**TO BE DONE**.
Which lines hold the word "Surface"? Copy each of them from the material.

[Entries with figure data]
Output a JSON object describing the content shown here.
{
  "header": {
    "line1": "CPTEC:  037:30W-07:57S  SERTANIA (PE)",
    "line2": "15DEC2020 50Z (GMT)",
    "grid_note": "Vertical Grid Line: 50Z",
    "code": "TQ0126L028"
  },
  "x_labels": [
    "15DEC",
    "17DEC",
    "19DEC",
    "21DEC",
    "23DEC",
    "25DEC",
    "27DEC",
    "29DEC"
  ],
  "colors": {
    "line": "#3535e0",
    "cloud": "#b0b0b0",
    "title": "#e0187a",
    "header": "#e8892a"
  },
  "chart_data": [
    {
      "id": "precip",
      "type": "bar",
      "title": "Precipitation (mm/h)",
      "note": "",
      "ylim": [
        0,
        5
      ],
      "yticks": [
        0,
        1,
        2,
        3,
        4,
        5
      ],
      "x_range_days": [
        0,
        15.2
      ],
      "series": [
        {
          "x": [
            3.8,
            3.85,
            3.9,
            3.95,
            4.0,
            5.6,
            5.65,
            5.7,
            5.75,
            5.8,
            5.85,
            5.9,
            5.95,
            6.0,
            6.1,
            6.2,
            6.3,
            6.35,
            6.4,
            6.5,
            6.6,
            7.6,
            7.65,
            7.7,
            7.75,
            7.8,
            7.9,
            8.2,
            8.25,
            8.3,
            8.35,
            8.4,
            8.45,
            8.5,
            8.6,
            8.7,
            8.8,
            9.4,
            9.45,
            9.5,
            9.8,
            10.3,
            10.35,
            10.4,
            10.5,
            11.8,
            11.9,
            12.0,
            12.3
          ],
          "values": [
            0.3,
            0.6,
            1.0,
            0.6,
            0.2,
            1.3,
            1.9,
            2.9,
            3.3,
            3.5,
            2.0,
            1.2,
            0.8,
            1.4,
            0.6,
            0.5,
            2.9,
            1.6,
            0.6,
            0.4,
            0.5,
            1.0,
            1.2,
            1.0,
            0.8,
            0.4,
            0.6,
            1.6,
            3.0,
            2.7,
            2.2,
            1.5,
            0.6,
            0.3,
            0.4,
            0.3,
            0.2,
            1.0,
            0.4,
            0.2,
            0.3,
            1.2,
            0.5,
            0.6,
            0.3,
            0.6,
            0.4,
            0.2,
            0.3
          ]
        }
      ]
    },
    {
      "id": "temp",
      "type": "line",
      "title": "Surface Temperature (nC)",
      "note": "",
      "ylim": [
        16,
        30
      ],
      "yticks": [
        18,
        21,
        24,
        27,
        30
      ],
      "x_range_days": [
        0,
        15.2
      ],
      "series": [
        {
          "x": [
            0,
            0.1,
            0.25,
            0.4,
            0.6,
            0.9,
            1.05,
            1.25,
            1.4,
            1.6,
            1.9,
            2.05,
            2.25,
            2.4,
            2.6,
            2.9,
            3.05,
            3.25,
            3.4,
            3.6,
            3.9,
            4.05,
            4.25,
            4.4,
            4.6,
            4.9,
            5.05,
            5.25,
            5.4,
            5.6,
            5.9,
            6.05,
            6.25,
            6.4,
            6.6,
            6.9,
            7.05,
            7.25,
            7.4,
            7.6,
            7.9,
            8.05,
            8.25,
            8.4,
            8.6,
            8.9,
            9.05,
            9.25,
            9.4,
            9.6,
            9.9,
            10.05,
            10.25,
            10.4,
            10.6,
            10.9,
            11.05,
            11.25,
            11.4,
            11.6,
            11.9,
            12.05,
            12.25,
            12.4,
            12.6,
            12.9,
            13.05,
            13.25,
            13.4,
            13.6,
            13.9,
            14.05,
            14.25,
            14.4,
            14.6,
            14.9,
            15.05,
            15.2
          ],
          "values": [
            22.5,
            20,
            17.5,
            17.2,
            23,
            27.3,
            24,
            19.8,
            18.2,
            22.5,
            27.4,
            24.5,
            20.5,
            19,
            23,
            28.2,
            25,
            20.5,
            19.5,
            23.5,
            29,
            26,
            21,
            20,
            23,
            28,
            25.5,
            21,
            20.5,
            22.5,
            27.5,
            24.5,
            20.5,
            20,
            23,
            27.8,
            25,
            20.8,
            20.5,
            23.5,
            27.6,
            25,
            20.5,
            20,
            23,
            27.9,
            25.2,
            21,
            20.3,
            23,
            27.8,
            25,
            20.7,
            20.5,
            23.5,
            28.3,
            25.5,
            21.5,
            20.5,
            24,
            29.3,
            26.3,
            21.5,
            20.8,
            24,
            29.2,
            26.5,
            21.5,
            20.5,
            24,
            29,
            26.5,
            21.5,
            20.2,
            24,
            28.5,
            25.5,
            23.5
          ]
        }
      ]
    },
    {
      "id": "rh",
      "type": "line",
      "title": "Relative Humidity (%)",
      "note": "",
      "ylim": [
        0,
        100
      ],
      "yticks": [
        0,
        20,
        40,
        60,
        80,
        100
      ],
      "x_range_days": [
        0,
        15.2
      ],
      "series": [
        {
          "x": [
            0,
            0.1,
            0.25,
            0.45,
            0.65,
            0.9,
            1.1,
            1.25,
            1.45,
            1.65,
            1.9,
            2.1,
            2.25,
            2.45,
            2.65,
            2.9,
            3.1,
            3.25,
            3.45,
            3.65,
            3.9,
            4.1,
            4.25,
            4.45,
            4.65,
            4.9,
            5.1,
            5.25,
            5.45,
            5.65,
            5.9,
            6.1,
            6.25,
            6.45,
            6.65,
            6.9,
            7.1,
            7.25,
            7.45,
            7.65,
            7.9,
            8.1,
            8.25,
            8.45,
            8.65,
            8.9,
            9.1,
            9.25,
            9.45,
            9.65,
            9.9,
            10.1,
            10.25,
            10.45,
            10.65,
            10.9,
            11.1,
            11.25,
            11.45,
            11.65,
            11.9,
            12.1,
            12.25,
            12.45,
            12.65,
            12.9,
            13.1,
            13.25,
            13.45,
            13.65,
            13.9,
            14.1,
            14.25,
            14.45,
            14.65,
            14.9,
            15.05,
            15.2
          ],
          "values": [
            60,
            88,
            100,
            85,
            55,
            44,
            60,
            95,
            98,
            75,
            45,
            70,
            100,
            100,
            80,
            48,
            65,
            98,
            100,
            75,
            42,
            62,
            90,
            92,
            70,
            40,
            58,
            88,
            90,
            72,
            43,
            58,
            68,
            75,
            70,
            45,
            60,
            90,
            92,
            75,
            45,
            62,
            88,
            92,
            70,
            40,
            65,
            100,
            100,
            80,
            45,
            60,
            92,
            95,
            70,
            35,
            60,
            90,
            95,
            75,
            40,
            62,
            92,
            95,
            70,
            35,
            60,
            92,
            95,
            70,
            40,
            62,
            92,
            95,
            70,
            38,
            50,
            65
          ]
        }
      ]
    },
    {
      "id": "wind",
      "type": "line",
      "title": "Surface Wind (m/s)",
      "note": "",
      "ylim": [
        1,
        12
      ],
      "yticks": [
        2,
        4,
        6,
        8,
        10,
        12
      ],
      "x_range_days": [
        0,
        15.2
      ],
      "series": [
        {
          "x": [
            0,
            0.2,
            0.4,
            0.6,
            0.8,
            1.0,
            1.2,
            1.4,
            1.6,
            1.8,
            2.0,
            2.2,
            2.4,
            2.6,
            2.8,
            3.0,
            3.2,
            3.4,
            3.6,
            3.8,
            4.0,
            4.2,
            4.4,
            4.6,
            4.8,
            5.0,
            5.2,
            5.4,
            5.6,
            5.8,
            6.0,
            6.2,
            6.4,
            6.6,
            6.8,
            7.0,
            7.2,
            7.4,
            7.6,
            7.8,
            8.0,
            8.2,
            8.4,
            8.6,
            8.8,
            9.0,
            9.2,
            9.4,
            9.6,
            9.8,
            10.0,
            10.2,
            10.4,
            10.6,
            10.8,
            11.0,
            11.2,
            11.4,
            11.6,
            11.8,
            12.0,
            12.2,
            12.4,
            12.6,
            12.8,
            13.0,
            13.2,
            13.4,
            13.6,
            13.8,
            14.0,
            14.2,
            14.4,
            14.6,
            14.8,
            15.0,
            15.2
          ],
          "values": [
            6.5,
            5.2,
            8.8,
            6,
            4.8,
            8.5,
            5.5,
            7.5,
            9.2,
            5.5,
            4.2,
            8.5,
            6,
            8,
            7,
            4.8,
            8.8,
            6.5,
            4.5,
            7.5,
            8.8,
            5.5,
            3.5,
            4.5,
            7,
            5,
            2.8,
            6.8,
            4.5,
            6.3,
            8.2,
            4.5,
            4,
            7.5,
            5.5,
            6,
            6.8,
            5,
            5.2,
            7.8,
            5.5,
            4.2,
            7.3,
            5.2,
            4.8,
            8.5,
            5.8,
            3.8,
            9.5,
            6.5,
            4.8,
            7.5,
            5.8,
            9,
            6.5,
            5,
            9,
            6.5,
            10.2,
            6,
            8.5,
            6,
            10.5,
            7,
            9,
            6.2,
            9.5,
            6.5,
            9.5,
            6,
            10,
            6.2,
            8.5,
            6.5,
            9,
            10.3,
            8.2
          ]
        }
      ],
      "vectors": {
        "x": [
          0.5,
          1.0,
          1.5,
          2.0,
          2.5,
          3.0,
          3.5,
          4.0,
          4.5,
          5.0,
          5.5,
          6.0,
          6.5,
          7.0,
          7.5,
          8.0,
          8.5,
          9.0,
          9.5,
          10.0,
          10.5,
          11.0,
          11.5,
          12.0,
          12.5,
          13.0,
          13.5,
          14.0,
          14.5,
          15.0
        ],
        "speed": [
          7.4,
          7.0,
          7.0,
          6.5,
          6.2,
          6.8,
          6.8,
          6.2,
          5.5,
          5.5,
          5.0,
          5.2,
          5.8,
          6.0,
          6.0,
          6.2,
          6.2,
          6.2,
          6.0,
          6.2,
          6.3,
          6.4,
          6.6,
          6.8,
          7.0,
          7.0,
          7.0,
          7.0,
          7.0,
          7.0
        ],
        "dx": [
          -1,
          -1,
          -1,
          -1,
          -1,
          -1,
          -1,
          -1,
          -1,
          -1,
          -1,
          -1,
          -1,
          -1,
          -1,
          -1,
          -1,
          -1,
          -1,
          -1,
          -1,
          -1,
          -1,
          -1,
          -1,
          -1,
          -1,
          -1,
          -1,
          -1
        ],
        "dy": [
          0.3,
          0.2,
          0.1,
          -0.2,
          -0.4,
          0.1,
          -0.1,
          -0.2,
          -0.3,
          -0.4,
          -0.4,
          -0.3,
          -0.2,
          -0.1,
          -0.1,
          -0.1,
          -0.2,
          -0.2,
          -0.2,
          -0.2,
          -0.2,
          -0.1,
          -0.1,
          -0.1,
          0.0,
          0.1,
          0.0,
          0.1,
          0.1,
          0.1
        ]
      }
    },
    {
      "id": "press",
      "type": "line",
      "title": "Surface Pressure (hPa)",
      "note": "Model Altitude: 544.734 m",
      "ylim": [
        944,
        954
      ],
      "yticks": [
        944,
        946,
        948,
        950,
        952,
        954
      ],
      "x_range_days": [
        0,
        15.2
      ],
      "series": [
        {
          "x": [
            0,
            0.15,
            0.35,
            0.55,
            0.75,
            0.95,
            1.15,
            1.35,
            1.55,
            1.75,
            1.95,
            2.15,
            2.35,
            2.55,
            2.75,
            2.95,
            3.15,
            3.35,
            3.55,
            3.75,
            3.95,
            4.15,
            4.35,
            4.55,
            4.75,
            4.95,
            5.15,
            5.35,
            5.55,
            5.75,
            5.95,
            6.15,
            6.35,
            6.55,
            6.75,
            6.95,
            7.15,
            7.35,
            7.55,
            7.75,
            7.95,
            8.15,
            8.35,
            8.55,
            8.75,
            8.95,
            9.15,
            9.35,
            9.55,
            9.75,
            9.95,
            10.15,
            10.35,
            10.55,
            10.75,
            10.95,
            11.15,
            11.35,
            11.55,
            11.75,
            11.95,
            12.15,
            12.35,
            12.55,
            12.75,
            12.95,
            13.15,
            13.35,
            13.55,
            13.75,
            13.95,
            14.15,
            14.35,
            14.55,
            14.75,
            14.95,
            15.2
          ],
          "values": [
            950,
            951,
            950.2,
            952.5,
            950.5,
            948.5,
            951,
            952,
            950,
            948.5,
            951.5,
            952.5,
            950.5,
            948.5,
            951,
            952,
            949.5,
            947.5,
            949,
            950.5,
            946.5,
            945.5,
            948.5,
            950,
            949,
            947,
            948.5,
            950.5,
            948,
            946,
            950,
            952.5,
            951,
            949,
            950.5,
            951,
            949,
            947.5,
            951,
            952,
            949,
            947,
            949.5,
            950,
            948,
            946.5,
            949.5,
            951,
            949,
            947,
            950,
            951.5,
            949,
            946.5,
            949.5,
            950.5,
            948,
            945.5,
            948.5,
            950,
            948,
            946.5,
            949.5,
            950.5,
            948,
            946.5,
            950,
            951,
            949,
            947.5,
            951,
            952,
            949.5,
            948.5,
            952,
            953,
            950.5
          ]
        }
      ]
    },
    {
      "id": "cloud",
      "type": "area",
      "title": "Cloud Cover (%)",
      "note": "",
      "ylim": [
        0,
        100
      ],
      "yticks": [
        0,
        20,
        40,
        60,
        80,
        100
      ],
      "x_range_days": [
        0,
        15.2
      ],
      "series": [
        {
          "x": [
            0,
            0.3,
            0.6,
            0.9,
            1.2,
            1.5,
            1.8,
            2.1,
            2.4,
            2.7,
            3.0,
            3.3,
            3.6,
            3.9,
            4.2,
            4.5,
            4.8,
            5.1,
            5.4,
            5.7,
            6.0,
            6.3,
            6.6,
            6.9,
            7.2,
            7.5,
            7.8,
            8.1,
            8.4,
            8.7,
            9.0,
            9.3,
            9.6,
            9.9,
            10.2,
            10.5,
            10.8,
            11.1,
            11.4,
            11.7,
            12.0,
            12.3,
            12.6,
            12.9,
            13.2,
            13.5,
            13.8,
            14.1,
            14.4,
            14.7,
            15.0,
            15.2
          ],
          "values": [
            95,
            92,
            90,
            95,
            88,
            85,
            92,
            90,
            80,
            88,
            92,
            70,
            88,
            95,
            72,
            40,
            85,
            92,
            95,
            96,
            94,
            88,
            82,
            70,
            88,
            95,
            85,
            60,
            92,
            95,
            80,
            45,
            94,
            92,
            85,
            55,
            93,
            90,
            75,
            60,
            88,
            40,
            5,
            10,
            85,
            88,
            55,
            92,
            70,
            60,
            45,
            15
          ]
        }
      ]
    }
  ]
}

**RESULT**.
      "title": "Surface Temperature (nC)",
      "title": "Surface Wind (m/s)",
      "title": "Surface Pressure (hPa)",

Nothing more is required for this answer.